(Structured figure records)

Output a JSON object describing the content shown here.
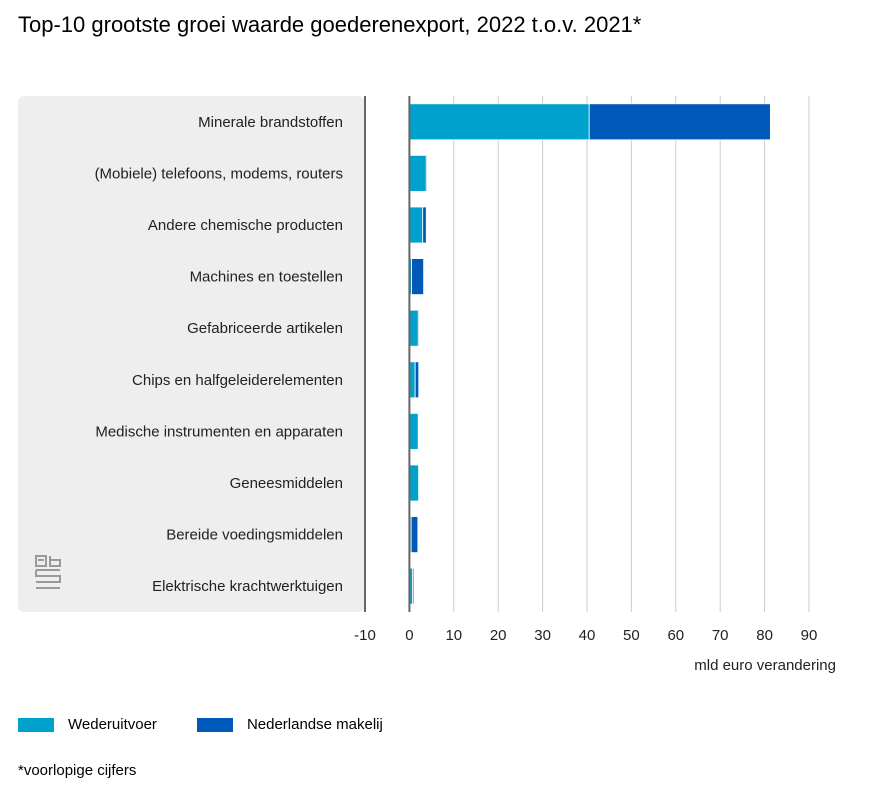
{
  "title": "Top-10 grootste groei waarde goederenexport, 2022 t.o.v. 2021*",
  "footnote": "*voorlopige cijfers",
  "unit_label": "mld euro verandering",
  "logo_icon": "cbs-logo-icon",
  "colors": {
    "wederuitvoer": "#00a1cd",
    "nederlandse_makelij": "#0058b8",
    "panel_bg": "#eeeeee",
    "grid": "#cccccc",
    "axis": "#666666"
  },
  "chart_data": {
    "type": "bar",
    "orientation": "horizontal",
    "stacked": true,
    "title": "Top-10 grootste groei waarde goederenexport, 2022 t.o.v. 2021*",
    "xlabel": "mld euro verandering",
    "xlim": [
      -10,
      90
    ],
    "xticks": [
      -10,
      0,
      10,
      20,
      30,
      40,
      50,
      60,
      70,
      80,
      90
    ],
    "grid": true,
    "legend_position": "bottom-left",
    "categories": [
      "Minerale brandstoffen",
      "(Mobiele) telefoons, modems, routers",
      "Andere chemische producten",
      "Machines en toestellen",
      "Gefabriceerde artikelen",
      "Chips en halfgeleiderelementen",
      "Medische instrumenten en apparaten",
      "Geneesmiddelen",
      "Bereide voedingsmiddelen",
      "Elektrische krachtwerktuigen"
    ],
    "series": [
      {
        "name": "Wederuitvoer",
        "color": "#00a1cd",
        "values": [
          40.5,
          3.8,
          3.0,
          0.5,
          2.0,
          1.3,
          2.0,
          2.1,
          0.4,
          0.7
        ]
      },
      {
        "name": "Nederlandse makelij",
        "color": "#0058b8",
        "values": [
          40.8,
          0.2,
          0.8,
          2.7,
          0.2,
          0.8,
          0.1,
          0.1,
          1.5,
          0.3
        ]
      }
    ]
  }
}
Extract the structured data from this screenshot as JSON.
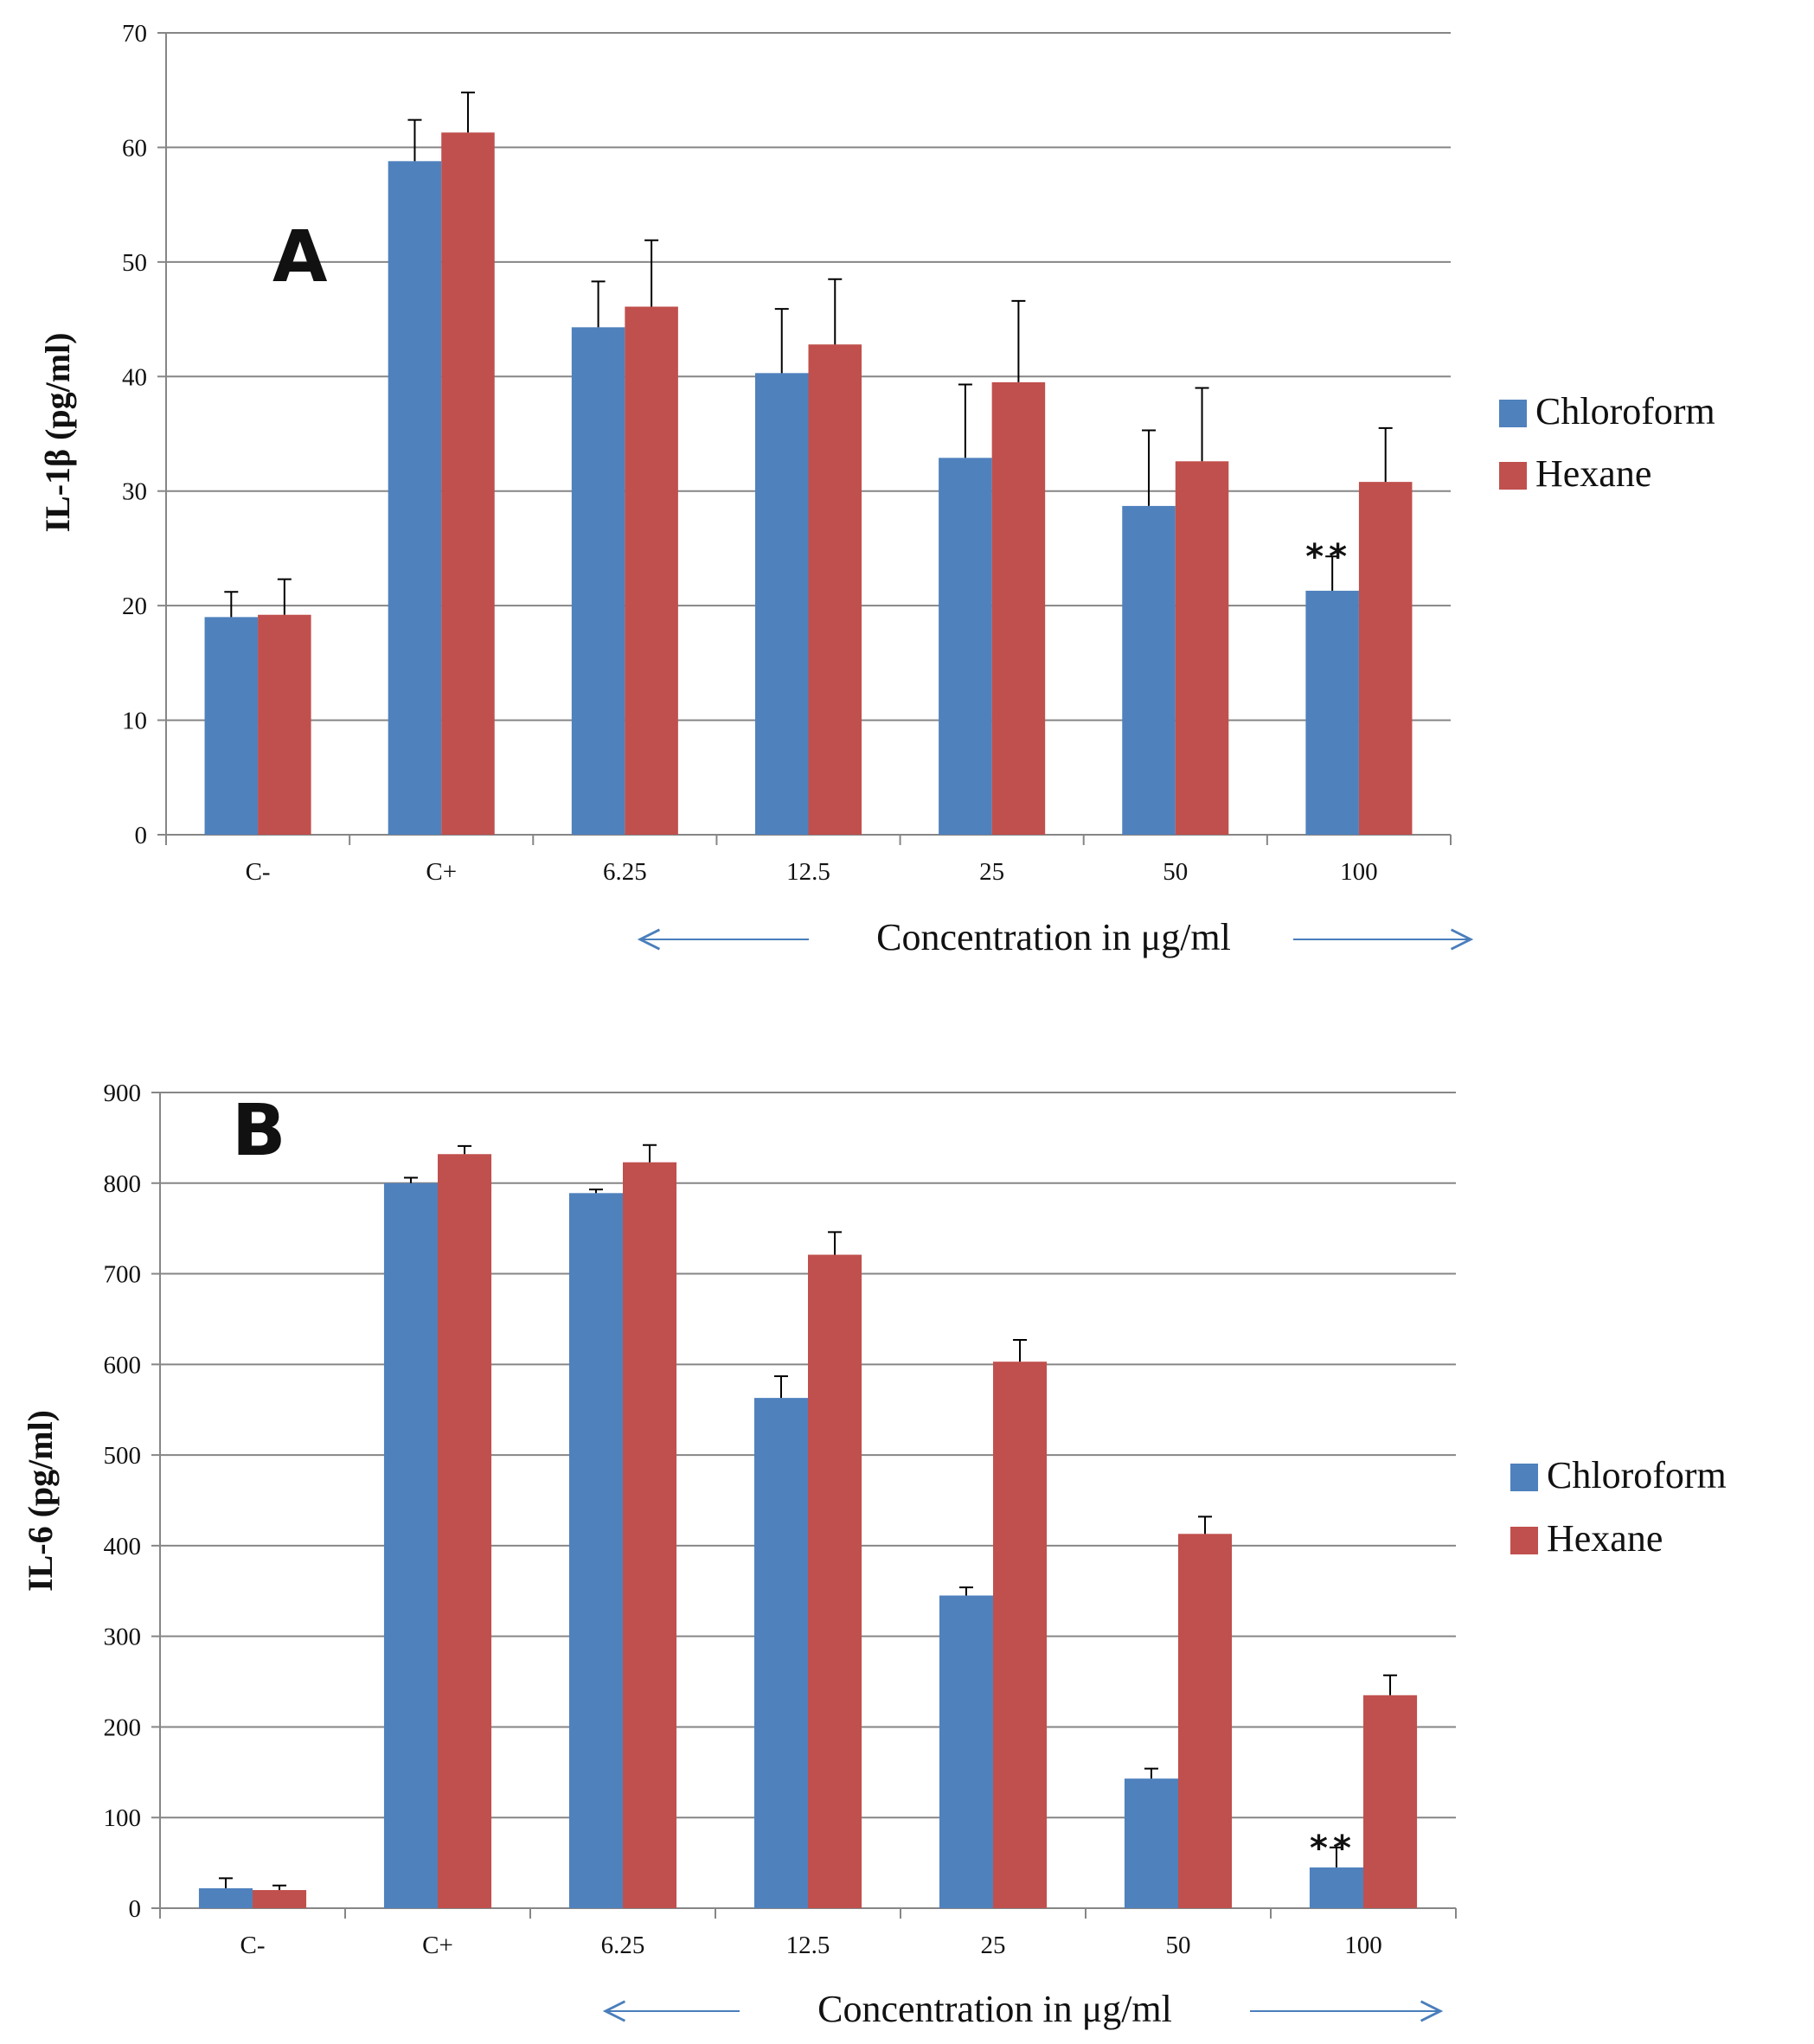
{
  "colors": {
    "chloroform": "#4F81BD",
    "hexane": "#C0504D",
    "grid": "#868686",
    "axis": "#868686",
    "arrow": "#4A7EBB"
  },
  "chart_data": [
    {
      "type": "bar",
      "panel_label": "A",
      "ylabel": "IL-1β (pg/ml)",
      "xlabel": "Concentration in μg/ml",
      "categories": [
        "C-",
        "C+",
        "6.25",
        "12.5",
        "25",
        "50",
        "100"
      ],
      "ylim": [
        0,
        70
      ],
      "yticks": [
        "0",
        "10",
        "20",
        "30",
        "40",
        "50",
        "60",
        "70"
      ],
      "grid": true,
      "legend_position": "right",
      "series": [
        {
          "name": "Chloroform",
          "values": [
            19,
            58.8,
            44.3,
            40.3,
            32.9,
            28.7,
            21.3
          ],
          "errors": [
            2.2,
            3.6,
            4,
            5.6,
            6.4,
            6.6,
            3
          ]
        },
        {
          "name": "Hexane",
          "values": [
            19.2,
            61.3,
            46.1,
            42.8,
            39.5,
            32.6,
            30.8
          ],
          "errors": [
            3.1,
            3.5,
            5.8,
            5.7,
            7.1,
            6.4,
            4.7
          ]
        }
      ],
      "annotations": [
        {
          "text": "**",
          "category": "100",
          "series": "Chloroform"
        }
      ]
    },
    {
      "type": "bar",
      "panel_label": "B",
      "ylabel": "IL-6 (pg/ml)",
      "xlabel": "Concentration in μg/ml",
      "categories": [
        "C-",
        "C+",
        "6.25",
        "12.5",
        "25",
        "50",
        "100"
      ],
      "ylim": [
        0,
        900
      ],
      "yticks": [
        "0",
        "100",
        "200",
        "300",
        "400",
        "500",
        "600",
        "700",
        "800",
        "900"
      ],
      "grid": true,
      "legend_position": "right",
      "series": [
        {
          "name": "Chloroform",
          "values": [
            22,
            800,
            789,
            563,
            345,
            143,
            45
          ],
          "errors": [
            11,
            6,
            4,
            24,
            9,
            11,
            22
          ]
        },
        {
          "name": "Hexane",
          "values": [
            20,
            832,
            823,
            721,
            603,
            413,
            235
          ],
          "errors": [
            5,
            9,
            19,
            25,
            24,
            19,
            22
          ]
        }
      ],
      "annotations": [
        {
          "text": "**",
          "category": "100",
          "series": "Chloroform"
        }
      ]
    }
  ]
}
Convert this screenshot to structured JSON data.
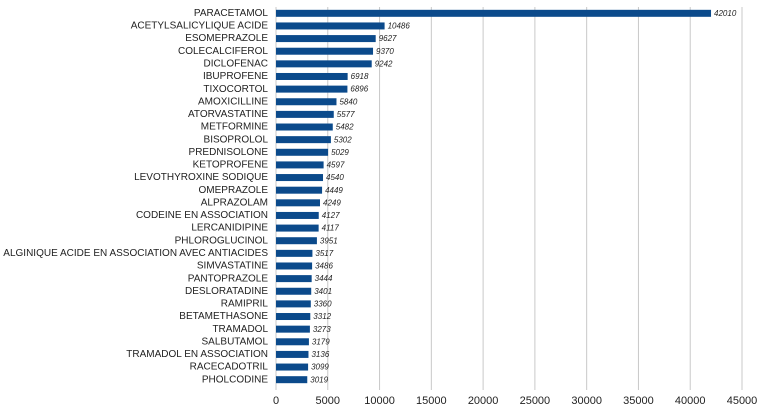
{
  "chart_data": {
    "type": "hbar",
    "categories": [
      "PARACETAMOL",
      "ACETYLSALICYLIQUE ACIDE",
      "ESOMEPRAZOLE",
      "COLECALCIFEROL",
      "DICLOFENAC",
      "IBUPROFENE",
      "TIXOCORTOL",
      "AMOXICILLINE",
      "ATORVASTATINE",
      "METFORMINE",
      "BISOPROLOL",
      "PREDNISOLONE",
      "KETOPROFENE",
      "LEVOTHYROXINE SODIQUE",
      "OMEPRAZOLE",
      "ALPRAZOLAM",
      "CODEINE EN ASSOCIATION",
      "LERCANIDIPINE",
      "PHLOROGLUCINOL",
      "ALGINIQUE ACIDE EN ASSOCIATION AVEC ANTIACIDES",
      "SIMVASTATINE",
      "PANTOPRAZOLE",
      "DESLORATADINE",
      "RAMIPRIL",
      "BETAMETHASONE",
      "TRAMADOL",
      "SALBUTAMOL",
      "TRAMADOL EN ASSOCIATION",
      "RACECADOTRIL",
      "PHOLCODINE"
    ],
    "values": [
      42010,
      10486,
      9627,
      9370,
      9242,
      6918,
      6896,
      5840,
      5577,
      5482,
      5302,
      5029,
      4597,
      4540,
      4449,
      4249,
      4127,
      4117,
      3951,
      3517,
      3486,
      3444,
      3401,
      3360,
      3312,
      3273,
      3179,
      3136,
      3099,
      3019
    ],
    "color": "#0b4a8b",
    "xlim": [
      0,
      45000
    ],
    "xticks": [
      0,
      5000,
      10000,
      15000,
      20000,
      25000,
      30000,
      35000,
      40000,
      45000
    ],
    "grid": true
  }
}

--- THE REQUEST ---
Repeat everything in the records precisely. Images are excluded from the copy.

--- THE RESULT ---
Output a JSON object describing the content shown here.
{
  "title": "Top-10 grootste groei waarde goederenexport, 2022 t.o.v. 2021*",
  "footnote": "*voorlopige cijfers",
  "unit_label": "mld euro verandering",
  "logo_icon": "cbs-logo-icon",
  "colors": {
    "wederuitvoer": "#00a1cd",
    "nederlandse_makelij": "#0058b8",
    "panel_bg": "#eeeeee",
    "grid": "#cccccc",
    "axis": "#666666"
  },
  "chart_data": {
    "type": "bar",
    "orientation": "horizontal",
    "stacked": true,
    "title": "Top-10 grootste groei waarde goederenexport, 2022 t.o.v. 2021*",
    "xlabel": "mld euro verandering",
    "xlim": [
      -10,
      90
    ],
    "xticks": [
      -10,
      0,
      10,
      20,
      30,
      40,
      50,
      60,
      70,
      80,
      90
    ],
    "grid": true,
    "legend_position": "bottom-left",
    "categories": [
      "Minerale brandstoffen",
      "(Mobiele) telefoons, modems, routers",
      "Andere chemische producten",
      "Machines en toestellen",
      "Gefabriceerde artikelen",
      "Chips en halfgeleiderelementen",
      "Medische instrumenten en apparaten",
      "Geneesmiddelen",
      "Bereide voedingsmiddelen",
      "Elektrische krachtwerktuigen"
    ],
    "series": [
      {
        "name": "Wederuitvoer",
        "color": "#00a1cd",
        "values": [
          40.5,
          3.8,
          3.0,
          0.5,
          2.0,
          1.3,
          2.0,
          2.1,
          0.4,
          0.7
        ]
      },
      {
        "name": "Nederlandse makelij",
        "color": "#0058b8",
        "values": [
          40.8,
          0.2,
          0.8,
          2.7,
          0.2,
          0.8,
          0.1,
          0.1,
          1.5,
          0.3
        ]
      }
    ]
  }
}
Extract the structured data from this screenshot as JSON.
{
  "colors": {
    "chloroform": "#4F81BD",
    "hexane": "#C0504D",
    "grid": "#868686",
    "axis": "#868686",
    "arrow": "#4A7EBB"
  },
  "chart_data": [
    {
      "type": "bar",
      "panel_label": "A",
      "ylabel": "IL-1β (pg/ml)",
      "xlabel": "Concentration in μg/ml",
      "categories": [
        "C-",
        "C+",
        "6.25",
        "12.5",
        "25",
        "50",
        "100"
      ],
      "ylim": [
        0,
        70
      ],
      "yticks": [
        "0",
        "10",
        "20",
        "30",
        "40",
        "50",
        "60",
        "70"
      ],
      "grid": true,
      "legend_position": "right",
      "series": [
        {
          "name": "Chloroform",
          "values": [
            19,
            58.8,
            44.3,
            40.3,
            32.9,
            28.7,
            21.3
          ],
          "errors": [
            2.2,
            3.6,
            4,
            5.6,
            6.4,
            6.6,
            3
          ]
        },
        {
          "name": "Hexane",
          "values": [
            19.2,
            61.3,
            46.1,
            42.8,
            39.5,
            32.6,
            30.8
          ],
          "errors": [
            3.1,
            3.5,
            5.8,
            5.7,
            7.1,
            6.4,
            4.7
          ]
        }
      ],
      "annotations": [
        {
          "text": "**",
          "category": "100",
          "series": "Chloroform"
        }
      ]
    },
    {
      "type": "bar",
      "panel_label": "B",
      "ylabel": "IL-6 (pg/ml)",
      "xlabel": "Concentration in μg/ml",
      "categories": [
        "C-",
        "C+",
        "6.25",
        "12.5",
        "25",
        "50",
        "100"
      ],
      "ylim": [
        0,
        900
      ],
      "yticks": [
        "0",
        "100",
        "200",
        "300",
        "400",
        "500",
        "600",
        "700",
        "800",
        "900"
      ],
      "grid": true,
      "legend_position": "right",
      "series": [
        {
          "name": "Chloroform",
          "values": [
            22,
            800,
            789,
            563,
            345,
            143,
            45
          ],
          "errors": [
            11,
            6,
            4,
            24,
            9,
            11,
            22
          ]
        },
        {
          "name": "Hexane",
          "values": [
            20,
            832,
            823,
            721,
            603,
            413,
            235
          ],
          "errors": [
            5,
            9,
            19,
            25,
            24,
            19,
            22
          ]
        }
      ],
      "annotations": [
        {
          "text": "**",
          "category": "100",
          "series": "Chloroform"
        }
      ]
    }
  ]
}
Convert this screenshot to structured JSON data.
{
  "chart_data": {
    "type": "hbar",
    "categories": [
      "PARACETAMOL",
      "ACETYLSALICYLIQUE ACIDE",
      "ESOMEPRAZOLE",
      "COLECALCIFEROL",
      "DICLOFENAC",
      "IBUPROFENE",
      "TIXOCORTOL",
      "AMOXICILLINE",
      "ATORVASTATINE",
      "METFORMINE",
      "BISOPROLOL",
      "PREDNISOLONE",
      "KETOPROFENE",
      "LEVOTHYROXINE SODIQUE",
      "OMEPRAZOLE",
      "ALPRAZOLAM",
      "CODEINE EN ASSOCIATION",
      "LERCANIDIPINE",
      "PHLOROGLUCINOL",
      "ALGINIQUE ACIDE EN ASSOCIATION AVEC ANTIACIDES",
      "SIMVASTATINE",
      "PANTOPRAZOLE",
      "DESLORATADINE",
      "RAMIPRIL",
      "BETAMETHASONE",
      "TRAMADOL",
      "SALBUTAMOL",
      "TRAMADOL EN ASSOCIATION",
      "RACECADOTRIL",
      "PHOLCODINE"
    ],
    "values": [
      42010,
      10486,
      9627,
      9370,
      9242,
      6918,
      6896,
      5840,
      5577,
      5482,
      5302,
      5029,
      4597,
      4540,
      4449,
      4249,
      4127,
      4117,
      3951,
      3517,
      3486,
      3444,
      3401,
      3360,
      3312,
      3273,
      3179,
      3136,
      3099,
      3019
    ],
    "color": "#0b4a8b",
    "xlim": [
      0,
      45000
    ],
    "xticks": [
      0,
      5000,
      10000,
      15000,
      20000,
      25000,
      30000,
      35000,
      40000,
      45000
    ],
    "grid": true
  }
}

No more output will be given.